Christopher Wren B.D. (17 September 1589 – 29 May 1658) was an Anglican cleric who was Dean of Windsor from 1635 until his death, and the father of the prominent architect Christopher Wren.

Family
Christopher Wren Senior was the son of Francis Wren, a citizen and mercer of London, who served steward to Mary Queen of Scots during her captivity in England.

His mother was Suzanna Wiggington. His father was the only son of Cuthbert Wren, of Monk's-Kirby, in the county of Warwick, second son of William Wren, of Sherborne-House and of Billy-Hall in the bishopric of Durham. He was descended from an ancient family which came originally from Denmark. His parents lived in the parish of St. Peter’s Cheap in the City of London, and had three children: a daughter Anna, and two sons; Matthew, born 1585, and Christopher, born 1589. His brother Matthew preceded him as Dean of Windsor.

Christopher Wren married Mary Cox. Their son was the famed architect Sir Christopher Wren.

> **EXERCISE TASKS**
a) Restate the part of the Wren biography that opens with the words containing "Christopher Wren B.D." and closes with "Dean of Windsor.", substituting "merchant" for "mercer".
b) Pick up the biography of Christopher Wren, Dean of Windsor, after its last sentence and carry it forward.

> **DATASET EXTRACT**
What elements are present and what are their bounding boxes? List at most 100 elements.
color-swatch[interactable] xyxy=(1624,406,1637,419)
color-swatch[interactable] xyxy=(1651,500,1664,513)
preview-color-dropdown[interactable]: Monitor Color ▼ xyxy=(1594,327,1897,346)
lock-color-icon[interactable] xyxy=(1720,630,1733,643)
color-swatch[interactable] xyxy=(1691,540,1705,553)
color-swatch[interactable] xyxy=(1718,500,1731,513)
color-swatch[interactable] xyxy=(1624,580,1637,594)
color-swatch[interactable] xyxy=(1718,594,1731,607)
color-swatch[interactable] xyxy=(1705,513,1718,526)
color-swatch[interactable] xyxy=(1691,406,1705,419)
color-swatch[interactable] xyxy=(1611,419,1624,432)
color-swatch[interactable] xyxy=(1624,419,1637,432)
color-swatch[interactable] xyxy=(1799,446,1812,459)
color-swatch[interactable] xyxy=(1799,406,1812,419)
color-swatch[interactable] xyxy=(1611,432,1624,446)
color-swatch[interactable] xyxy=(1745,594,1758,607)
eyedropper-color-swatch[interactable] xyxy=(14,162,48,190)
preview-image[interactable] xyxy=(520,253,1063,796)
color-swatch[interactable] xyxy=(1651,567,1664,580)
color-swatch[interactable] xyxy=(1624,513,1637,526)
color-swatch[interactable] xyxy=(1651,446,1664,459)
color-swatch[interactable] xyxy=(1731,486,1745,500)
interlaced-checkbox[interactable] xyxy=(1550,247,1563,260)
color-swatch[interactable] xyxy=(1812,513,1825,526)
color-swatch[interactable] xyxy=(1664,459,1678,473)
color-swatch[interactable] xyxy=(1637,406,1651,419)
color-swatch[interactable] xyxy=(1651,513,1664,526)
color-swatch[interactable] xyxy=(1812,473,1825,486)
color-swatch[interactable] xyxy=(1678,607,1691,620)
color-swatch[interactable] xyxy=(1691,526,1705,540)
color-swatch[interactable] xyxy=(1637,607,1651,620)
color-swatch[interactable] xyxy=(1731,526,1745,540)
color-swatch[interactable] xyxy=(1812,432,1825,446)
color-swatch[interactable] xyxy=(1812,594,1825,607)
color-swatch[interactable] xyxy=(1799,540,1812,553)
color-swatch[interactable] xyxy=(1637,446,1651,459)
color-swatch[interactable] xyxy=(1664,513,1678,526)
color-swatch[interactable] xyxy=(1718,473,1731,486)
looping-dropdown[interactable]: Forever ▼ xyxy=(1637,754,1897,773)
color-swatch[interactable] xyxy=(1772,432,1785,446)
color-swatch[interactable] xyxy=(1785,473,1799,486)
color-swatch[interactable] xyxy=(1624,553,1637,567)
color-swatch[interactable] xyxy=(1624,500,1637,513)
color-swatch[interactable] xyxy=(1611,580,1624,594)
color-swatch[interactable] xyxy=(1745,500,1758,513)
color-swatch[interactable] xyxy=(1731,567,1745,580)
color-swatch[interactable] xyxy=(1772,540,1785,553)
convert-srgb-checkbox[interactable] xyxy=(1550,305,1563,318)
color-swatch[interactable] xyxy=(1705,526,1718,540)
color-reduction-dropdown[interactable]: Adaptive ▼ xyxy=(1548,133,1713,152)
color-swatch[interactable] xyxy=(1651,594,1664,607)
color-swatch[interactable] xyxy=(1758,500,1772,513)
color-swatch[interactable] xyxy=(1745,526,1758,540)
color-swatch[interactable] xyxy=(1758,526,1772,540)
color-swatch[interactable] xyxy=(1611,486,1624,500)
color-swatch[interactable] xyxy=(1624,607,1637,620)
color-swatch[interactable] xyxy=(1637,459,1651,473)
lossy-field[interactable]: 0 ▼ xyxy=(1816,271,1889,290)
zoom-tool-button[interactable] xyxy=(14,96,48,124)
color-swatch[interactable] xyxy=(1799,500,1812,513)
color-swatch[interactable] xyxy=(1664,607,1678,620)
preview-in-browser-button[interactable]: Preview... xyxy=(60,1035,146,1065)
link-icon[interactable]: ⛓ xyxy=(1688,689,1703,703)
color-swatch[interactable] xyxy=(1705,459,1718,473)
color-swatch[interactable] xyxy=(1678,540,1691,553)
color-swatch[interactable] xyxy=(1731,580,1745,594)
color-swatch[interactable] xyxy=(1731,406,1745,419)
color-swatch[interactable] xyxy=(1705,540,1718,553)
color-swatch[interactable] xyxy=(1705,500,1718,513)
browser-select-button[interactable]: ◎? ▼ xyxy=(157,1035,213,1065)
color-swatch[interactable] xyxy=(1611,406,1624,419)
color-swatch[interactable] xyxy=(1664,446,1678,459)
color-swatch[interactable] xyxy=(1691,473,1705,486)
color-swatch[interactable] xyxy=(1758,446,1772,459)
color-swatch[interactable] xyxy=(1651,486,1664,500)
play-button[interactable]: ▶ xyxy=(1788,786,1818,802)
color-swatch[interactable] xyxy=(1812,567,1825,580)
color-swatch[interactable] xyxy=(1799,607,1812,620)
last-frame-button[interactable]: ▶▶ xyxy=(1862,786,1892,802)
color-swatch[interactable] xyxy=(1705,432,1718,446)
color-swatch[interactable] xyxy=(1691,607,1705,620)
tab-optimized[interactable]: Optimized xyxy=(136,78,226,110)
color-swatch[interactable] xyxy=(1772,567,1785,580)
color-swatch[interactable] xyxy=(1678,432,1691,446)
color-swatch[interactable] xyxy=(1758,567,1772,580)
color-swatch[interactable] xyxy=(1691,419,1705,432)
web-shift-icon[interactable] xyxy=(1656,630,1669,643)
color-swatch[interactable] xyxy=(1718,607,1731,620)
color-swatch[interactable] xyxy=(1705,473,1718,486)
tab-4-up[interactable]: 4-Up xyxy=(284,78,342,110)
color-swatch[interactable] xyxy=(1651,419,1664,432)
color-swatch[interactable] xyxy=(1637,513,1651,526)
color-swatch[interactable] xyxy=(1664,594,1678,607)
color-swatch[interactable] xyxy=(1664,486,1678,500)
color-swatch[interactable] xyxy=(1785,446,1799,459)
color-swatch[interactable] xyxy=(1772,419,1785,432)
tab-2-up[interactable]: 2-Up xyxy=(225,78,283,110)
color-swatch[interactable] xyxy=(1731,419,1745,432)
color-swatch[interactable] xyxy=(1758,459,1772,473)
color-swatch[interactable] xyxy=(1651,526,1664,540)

> **RESPONSES PER TASK**
a)
Christopher Wren B.D. (17 September 1589 – 29 May 1658) was an Anglican cleric who was Dean of Windsor from 1635 until his death, and the father of the prominent architect Christopher Wren.

Family
Christopher Wren Senior was the son of Francis Wren, a citizen and merchant of London, who served steward to Mary Queen of Scots during her captivity in England.

His mother was Suzanna Wiggington. His father was the only son of Cuthbert Wren, of Monk's-Kirby, in the county of Warwick, second son of William Wren, of Sherborne-House and of Billy-Hall in the bishopric of Durham. He was descended from an ancient family which came originally from Denmark. His parents lived in the parish of St. Peter’s Cheap in the City of London, and had three children: a daughter Anna, and two sons; Matthew, born 1585, and Christopher, born 1589. His brother Matthew preceded him as Dean of Windsor.

b)
Career
He was educated at Merchant Taylors School, London, and St John's College, Oxford and graduated BA in 1609, MA in 1613, BD in 1620. In 1630 he was created Doctor of Divinity at Peterhouse, Cambridge, where his brother Matthew was president.

He was appointed:
Chaplain to Bishop Lancelot Andrewes
Chaplain to King Charles I, 1628
Rector of Fonthill Bishop, Wiltshire, 1620
Rector of East Knoyle, Wiltshire, 1623
Registrar of the Order of the Garter, 1634
Dean of Wolverhampton, 1639
Rector of Great Haseley, Oxfordshire, 1639

He was appointed Dean of Windsor in 1635. When Parliamentary forces occupied Windsor Castle, he refused to give the keys of the Chapel to Captain Fogg. Captain Fogg broke open the treasury and plundered it. Wren managed to preserve the records of the Order of the Garter, and King Edward III's sword.

Death 
Christopher Wren died at Bletchingdon, Oxfordshire on 29 May 1658.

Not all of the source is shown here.